== Supplied records ==

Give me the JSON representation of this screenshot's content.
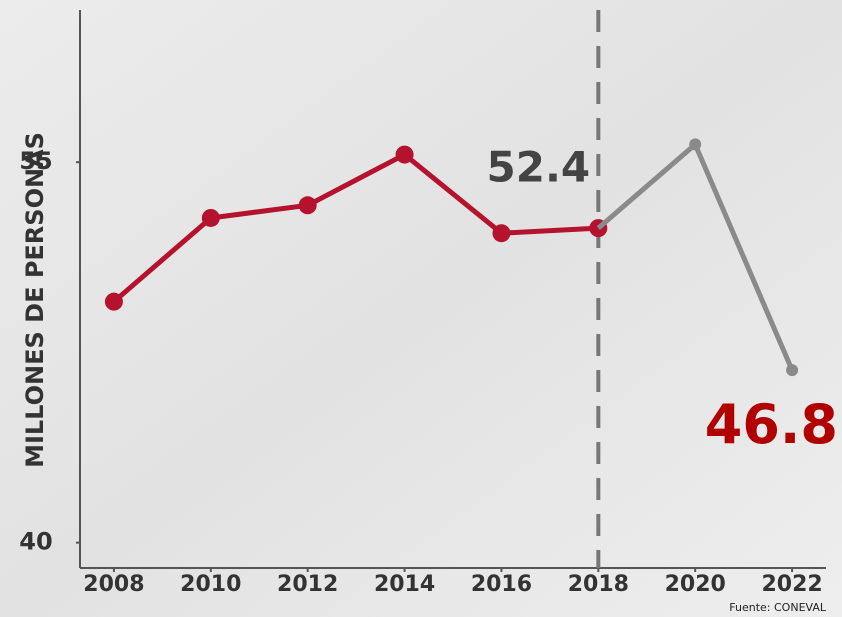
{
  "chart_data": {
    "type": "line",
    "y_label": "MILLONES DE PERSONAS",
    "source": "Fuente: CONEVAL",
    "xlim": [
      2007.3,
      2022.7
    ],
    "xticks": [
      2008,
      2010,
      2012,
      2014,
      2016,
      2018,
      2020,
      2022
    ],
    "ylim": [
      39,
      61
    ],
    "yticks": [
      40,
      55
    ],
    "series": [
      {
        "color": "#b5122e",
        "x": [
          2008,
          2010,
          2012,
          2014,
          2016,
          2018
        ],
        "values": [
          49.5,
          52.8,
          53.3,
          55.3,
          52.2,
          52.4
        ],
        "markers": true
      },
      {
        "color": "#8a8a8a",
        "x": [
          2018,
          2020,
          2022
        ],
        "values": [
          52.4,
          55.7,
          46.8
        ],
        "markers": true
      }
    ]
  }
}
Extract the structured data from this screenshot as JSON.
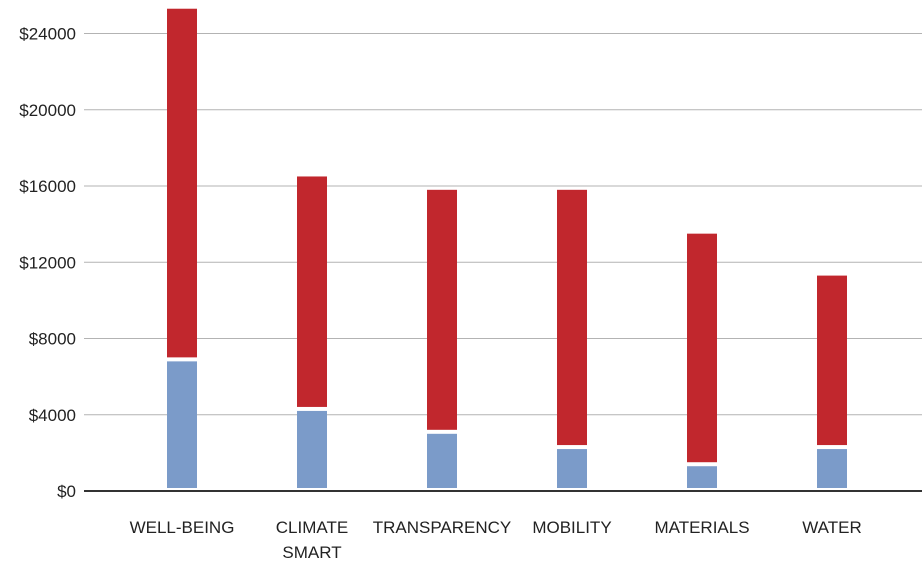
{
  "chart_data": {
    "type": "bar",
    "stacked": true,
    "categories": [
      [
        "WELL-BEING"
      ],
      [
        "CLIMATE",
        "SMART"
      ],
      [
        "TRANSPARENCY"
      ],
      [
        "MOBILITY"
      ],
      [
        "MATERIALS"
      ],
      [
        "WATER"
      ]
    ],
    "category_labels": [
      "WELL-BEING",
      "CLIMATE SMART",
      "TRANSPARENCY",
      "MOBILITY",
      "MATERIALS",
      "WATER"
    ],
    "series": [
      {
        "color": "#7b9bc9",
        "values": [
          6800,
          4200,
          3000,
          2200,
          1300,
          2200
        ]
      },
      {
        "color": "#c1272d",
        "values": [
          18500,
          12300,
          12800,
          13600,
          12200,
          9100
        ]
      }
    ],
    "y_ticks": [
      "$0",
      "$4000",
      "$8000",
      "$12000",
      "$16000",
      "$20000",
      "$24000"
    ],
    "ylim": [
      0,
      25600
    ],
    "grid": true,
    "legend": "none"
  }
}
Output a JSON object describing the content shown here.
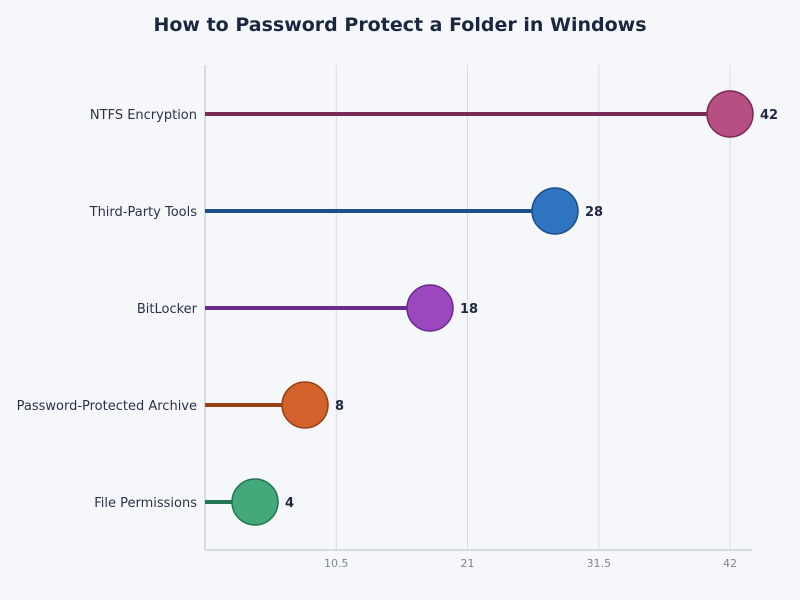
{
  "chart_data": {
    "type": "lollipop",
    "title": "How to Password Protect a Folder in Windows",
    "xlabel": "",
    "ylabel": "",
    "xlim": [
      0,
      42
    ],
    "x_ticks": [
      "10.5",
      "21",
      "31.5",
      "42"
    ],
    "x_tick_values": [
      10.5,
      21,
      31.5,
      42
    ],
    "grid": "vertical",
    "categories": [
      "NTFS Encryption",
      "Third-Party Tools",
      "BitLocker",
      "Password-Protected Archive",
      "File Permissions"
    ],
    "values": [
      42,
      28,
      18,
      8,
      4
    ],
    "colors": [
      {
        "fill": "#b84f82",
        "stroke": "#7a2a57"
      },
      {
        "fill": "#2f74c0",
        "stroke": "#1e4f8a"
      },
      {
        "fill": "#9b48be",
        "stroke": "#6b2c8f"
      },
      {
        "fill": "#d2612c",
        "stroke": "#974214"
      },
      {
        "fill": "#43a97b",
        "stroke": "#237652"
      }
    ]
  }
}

===

§ Goal
Print every record above exactly as written, leaving out the pictures.

§ Result of this task
Give me the JSON representation of this screenshot's content.
{
  "chart_data": {
    "type": "line",
    "y_label": "MILLONES DE PERSONAS",
    "source": "Fuente: CONEVAL",
    "xlim": [
      2007.3,
      2022.7
    ],
    "xticks": [
      2008,
      2010,
      2012,
      2014,
      2016,
      2018,
      2020,
      2022
    ],
    "ylim": [
      39,
      61
    ],
    "yticks": [
      40,
      55
    ],
    "series": [
      {
        "color": "#b5122e",
        "x": [
          2008,
          2010,
          2012,
          2014,
          2016,
          2018
        ],
        "values": [
          49.5,
          52.8,
          53.3,
          55.3,
          52.2,
          52.4
        ],
        "markers": true
      },
      {
        "color": "#8a8a8a",
        "x": [
          2018,
          2020,
          2022
        ],
        "values": [
          52.4,
          55.7,
          46.8
        ],
        "markers": true
      }
    ]
  }
}
Extract the structured data from this screenshot as JSON.
{
  "chart_data": {
    "type": "bar",
    "stacked": true,
    "categories": [
      [
        "WELL-BEING"
      ],
      [
        "CLIMATE",
        "SMART"
      ],
      [
        "TRANSPARENCY"
      ],
      [
        "MOBILITY"
      ],
      [
        "MATERIALS"
      ],
      [
        "WATER"
      ]
    ],
    "category_labels": [
      "WELL-BEING",
      "CLIMATE SMART",
      "TRANSPARENCY",
      "MOBILITY",
      "MATERIALS",
      "WATER"
    ],
    "series": [
      {
        "color": "#7b9bc9",
        "values": [
          6800,
          4200,
          3000,
          2200,
          1300,
          2200
        ]
      },
      {
        "color": "#c1272d",
        "values": [
          18500,
          12300,
          12800,
          13600,
          12200,
          9100
        ]
      }
    ],
    "y_ticks": [
      "$0",
      "$4000",
      "$8000",
      "$12000",
      "$16000",
      "$20000",
      "$24000"
    ],
    "ylim": [
      0,
      25600
    ],
    "grid": true,
    "legend": "none"
  }
}
Output a JSON object describing the content shown here.
{
  "chart_data": {
    "type": "lollipop",
    "title": "How to Password Protect a Folder in Windows",
    "xlabel": "",
    "ylabel": "",
    "xlim": [
      0,
      42
    ],
    "x_ticks": [
      "10.5",
      "21",
      "31.5",
      "42"
    ],
    "x_tick_values": [
      10.5,
      21,
      31.5,
      42
    ],
    "grid": "vertical",
    "categories": [
      "NTFS Encryption",
      "Third-Party Tools",
      "BitLocker",
      "Password-Protected Archive",
      "File Permissions"
    ],
    "values": [
      42,
      28,
      18,
      8,
      4
    ],
    "colors": [
      {
        "fill": "#b84f82",
        "stroke": "#7a2a57"
      },
      {
        "fill": "#2f74c0",
        "stroke": "#1e4f8a"
      },
      {
        "fill": "#9b48be",
        "stroke": "#6b2c8f"
      },
      {
        "fill": "#d2612c",
        "stroke": "#974214"
      },
      {
        "fill": "#43a97b",
        "stroke": "#237652"
      }
    ]
  }
}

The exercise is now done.